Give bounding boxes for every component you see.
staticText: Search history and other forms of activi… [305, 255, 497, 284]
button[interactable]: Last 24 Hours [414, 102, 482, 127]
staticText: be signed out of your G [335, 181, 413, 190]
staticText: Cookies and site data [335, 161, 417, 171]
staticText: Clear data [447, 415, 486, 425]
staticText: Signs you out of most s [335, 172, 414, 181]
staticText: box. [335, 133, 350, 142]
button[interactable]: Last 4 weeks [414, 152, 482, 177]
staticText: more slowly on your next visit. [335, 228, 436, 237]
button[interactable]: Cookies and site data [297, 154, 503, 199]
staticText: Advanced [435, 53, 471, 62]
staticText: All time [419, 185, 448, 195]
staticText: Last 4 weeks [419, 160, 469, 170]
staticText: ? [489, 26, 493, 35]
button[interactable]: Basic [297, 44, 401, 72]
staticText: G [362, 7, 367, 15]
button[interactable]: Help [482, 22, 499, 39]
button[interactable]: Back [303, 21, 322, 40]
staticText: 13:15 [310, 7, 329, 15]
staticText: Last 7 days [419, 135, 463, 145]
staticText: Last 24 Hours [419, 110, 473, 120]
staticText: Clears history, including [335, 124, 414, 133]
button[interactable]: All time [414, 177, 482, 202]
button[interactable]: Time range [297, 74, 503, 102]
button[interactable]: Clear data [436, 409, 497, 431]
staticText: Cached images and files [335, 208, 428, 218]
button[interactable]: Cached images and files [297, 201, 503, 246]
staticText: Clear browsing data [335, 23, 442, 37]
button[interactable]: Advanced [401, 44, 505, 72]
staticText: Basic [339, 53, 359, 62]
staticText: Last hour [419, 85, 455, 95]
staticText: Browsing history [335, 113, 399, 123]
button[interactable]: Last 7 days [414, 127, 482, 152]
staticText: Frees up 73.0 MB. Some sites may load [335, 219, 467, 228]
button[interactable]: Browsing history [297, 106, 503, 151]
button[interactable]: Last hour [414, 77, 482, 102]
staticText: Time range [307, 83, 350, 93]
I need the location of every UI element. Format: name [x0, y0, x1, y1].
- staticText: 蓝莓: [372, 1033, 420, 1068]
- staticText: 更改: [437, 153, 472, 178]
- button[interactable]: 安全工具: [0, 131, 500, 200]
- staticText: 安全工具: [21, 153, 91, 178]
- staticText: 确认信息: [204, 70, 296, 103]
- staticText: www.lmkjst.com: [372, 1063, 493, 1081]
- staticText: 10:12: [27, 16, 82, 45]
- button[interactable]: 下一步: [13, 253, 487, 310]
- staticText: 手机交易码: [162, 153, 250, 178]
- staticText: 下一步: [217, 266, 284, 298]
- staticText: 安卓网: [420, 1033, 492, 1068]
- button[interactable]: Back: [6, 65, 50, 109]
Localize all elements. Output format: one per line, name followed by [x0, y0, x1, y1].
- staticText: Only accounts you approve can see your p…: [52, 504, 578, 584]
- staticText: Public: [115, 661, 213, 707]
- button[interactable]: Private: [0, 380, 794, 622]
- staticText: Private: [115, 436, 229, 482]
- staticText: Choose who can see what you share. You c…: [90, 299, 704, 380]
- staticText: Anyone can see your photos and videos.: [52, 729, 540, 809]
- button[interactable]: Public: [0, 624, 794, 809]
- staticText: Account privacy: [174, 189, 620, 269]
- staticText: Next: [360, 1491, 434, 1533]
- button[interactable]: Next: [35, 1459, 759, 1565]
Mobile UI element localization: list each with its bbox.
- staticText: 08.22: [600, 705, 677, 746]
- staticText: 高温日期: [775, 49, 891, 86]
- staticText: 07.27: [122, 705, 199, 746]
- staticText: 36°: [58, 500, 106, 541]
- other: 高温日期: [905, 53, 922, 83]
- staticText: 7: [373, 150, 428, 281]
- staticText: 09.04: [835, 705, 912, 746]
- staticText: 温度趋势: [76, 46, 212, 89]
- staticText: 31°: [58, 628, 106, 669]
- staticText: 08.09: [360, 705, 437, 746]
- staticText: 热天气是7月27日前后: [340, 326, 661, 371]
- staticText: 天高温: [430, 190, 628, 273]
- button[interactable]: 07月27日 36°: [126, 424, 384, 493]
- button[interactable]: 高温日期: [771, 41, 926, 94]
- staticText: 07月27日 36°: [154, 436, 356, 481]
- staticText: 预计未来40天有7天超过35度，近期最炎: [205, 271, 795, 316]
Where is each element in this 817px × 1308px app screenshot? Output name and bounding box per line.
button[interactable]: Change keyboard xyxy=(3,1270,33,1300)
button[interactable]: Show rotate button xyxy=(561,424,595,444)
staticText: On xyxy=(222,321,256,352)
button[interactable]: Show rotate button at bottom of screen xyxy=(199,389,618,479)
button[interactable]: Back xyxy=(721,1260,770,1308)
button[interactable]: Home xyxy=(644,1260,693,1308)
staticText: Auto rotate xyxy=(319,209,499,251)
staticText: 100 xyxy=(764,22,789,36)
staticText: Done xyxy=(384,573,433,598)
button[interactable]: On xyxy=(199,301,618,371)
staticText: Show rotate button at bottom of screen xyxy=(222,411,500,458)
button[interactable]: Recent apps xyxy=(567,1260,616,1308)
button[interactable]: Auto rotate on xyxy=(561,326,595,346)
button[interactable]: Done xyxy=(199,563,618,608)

....

[Goal] Copy every entry above again, word for word, keeping each line and its order unchanged.

[Result of the exercise]
Give bounding boxes for every component you see.
staticText: Search history and other forms of activi… [305, 255, 497, 284]
button[interactable]: Last 24 Hours [414, 102, 482, 127]
staticText: be signed out of your G [335, 181, 413, 190]
staticText: Cookies and site data [335, 161, 417, 171]
staticText: Clear data [447, 415, 486, 425]
staticText: Signs you out of most s [335, 172, 414, 181]
staticText: box. [335, 133, 350, 142]
button[interactable]: Last 4 weeks [414, 152, 482, 177]
staticText: more slowly on your next visit. [335, 228, 436, 237]
button[interactable]: Cookies and site data [297, 154, 503, 199]
staticText: Advanced [435, 53, 471, 62]
staticText: All time [419, 185, 448, 195]
staticText: Last 4 weeks [419, 160, 469, 170]
staticText: ? [489, 26, 493, 35]
button[interactable]: Basic [297, 44, 401, 72]
staticText: G [362, 7, 367, 15]
button[interactable]: Help [482, 22, 499, 39]
button[interactable]: Back [303, 21, 322, 40]
staticText: 13:15 [310, 7, 329, 15]
staticText: Last 7 days [419, 135, 463, 145]
staticText: Last 24 Hours [419, 110, 473, 120]
staticText: Clears history, including [335, 124, 414, 133]
button[interactable]: All time [414, 177, 482, 202]
button[interactable]: Time range [297, 74, 503, 102]
button[interactable]: Clear data [436, 409, 497, 431]
staticText: Cached images and files [335, 208, 428, 218]
button[interactable]: Cached images and files [297, 201, 503, 246]
staticText: Clear browsing data [335, 23, 442, 37]
button[interactable]: Advanced [401, 44, 505, 72]
staticText: Basic [339, 53, 359, 62]
staticText: Last hour [419, 85, 455, 95]
staticText: Browsing history [335, 113, 399, 123]
button[interactable]: Last 7 days [414, 127, 482, 152]
staticText: Frees up 73.0 MB. Some sites may load [335, 219, 467, 228]
button[interactable]: Browsing history [297, 106, 503, 151]
button[interactable]: Last hour [414, 77, 482, 102]
staticText: Time range [307, 83, 350, 93]
I need the location of every UI element. Format: name [x0, y0, x1, y1].
- staticText: 蓝莓: [372, 1033, 420, 1068]
- staticText: 更改: [437, 153, 472, 178]
- button[interactable]: 安全工具: [0, 131, 500, 200]
- staticText: 安全工具: [21, 153, 91, 178]
- staticText: 确认信息: [204, 70, 296, 103]
- staticText: www.lmkjst.com: [372, 1063, 493, 1081]
- staticText: 10:12: [27, 16, 82, 45]
- button[interactable]: 下一步: [13, 253, 487, 310]
- staticText: 手机交易码: [162, 153, 250, 178]
- staticText: 下一步: [217, 266, 284, 298]
- staticText: 安卓网: [420, 1033, 492, 1068]
- button[interactable]: Back: [6, 65, 50, 109]
Localize all elements. Output format: one per line, name followed by [x0, y0, x1, y1].
- staticText: Only accounts you approve can see your p…: [52, 504, 578, 584]
- staticText: Public: [115, 661, 213, 707]
- button[interactable]: Private: [0, 380, 794, 622]
- staticText: Private: [115, 436, 229, 482]
- staticText: Choose who can see what you share. You c…: [90, 299, 704, 380]
- staticText: Anyone can see your photos and videos.: [52, 729, 540, 809]
- button[interactable]: Public: [0, 624, 794, 809]
- staticText: Account privacy: [174, 189, 620, 269]
- staticText: Next: [360, 1491, 434, 1533]
- button[interactable]: Next: [35, 1459, 759, 1565]
Mobile UI element localization: list each with its bbox.
- staticText: 08.22: [600, 705, 677, 746]
- staticText: 高温日期: [775, 49, 891, 86]
- staticText: 07.27: [122, 705, 199, 746]
- staticText: 36°: [58, 500, 106, 541]
- other: 高温日期: [905, 53, 922, 83]
- staticText: 7: [373, 150, 428, 281]
- staticText: 09.04: [835, 705, 912, 746]
- staticText: 温度趋势: [76, 46, 212, 89]
- staticText: 31°: [58, 628, 106, 669]
- staticText: 08.09: [360, 705, 437, 746]
- staticText: 热天气是7月27日前后: [340, 326, 661, 371]
- staticText: 天高温: [430, 190, 628, 273]
- button[interactable]: 07月27日 36°: [126, 424, 384, 493]
- button[interactable]: 高温日期: [771, 41, 926, 94]
- staticText: 07月27日 36°: [154, 436, 356, 481]
- staticText: 预计未来40天有7天超过35度，近期最炎: [205, 271, 795, 316]
Where is each element in this 817px × 1308px app screenshot? Output name and bounding box per line.
button[interactable]: Change keyboard xyxy=(3,1270,33,1300)
button[interactable]: Show rotate button xyxy=(561,424,595,444)
staticText: On xyxy=(222,321,256,352)
button[interactable]: Show rotate button at bottom of screen xyxy=(199,389,618,479)
button[interactable]: Back xyxy=(721,1260,770,1308)
button[interactable]: Home xyxy=(644,1260,693,1308)
staticText: Auto rotate xyxy=(319,209,499,251)
staticText: 100 xyxy=(764,22,789,36)
staticText: Done xyxy=(384,573,433,598)
button[interactable]: On xyxy=(199,301,618,371)
staticText: Show rotate button at bottom of screen xyxy=(222,411,500,458)
button[interactable]: Recent apps xyxy=(567,1260,616,1308)
button[interactable]: Auto rotate on xyxy=(561,326,595,346)
button[interactable]: Done xyxy=(199,563,618,608)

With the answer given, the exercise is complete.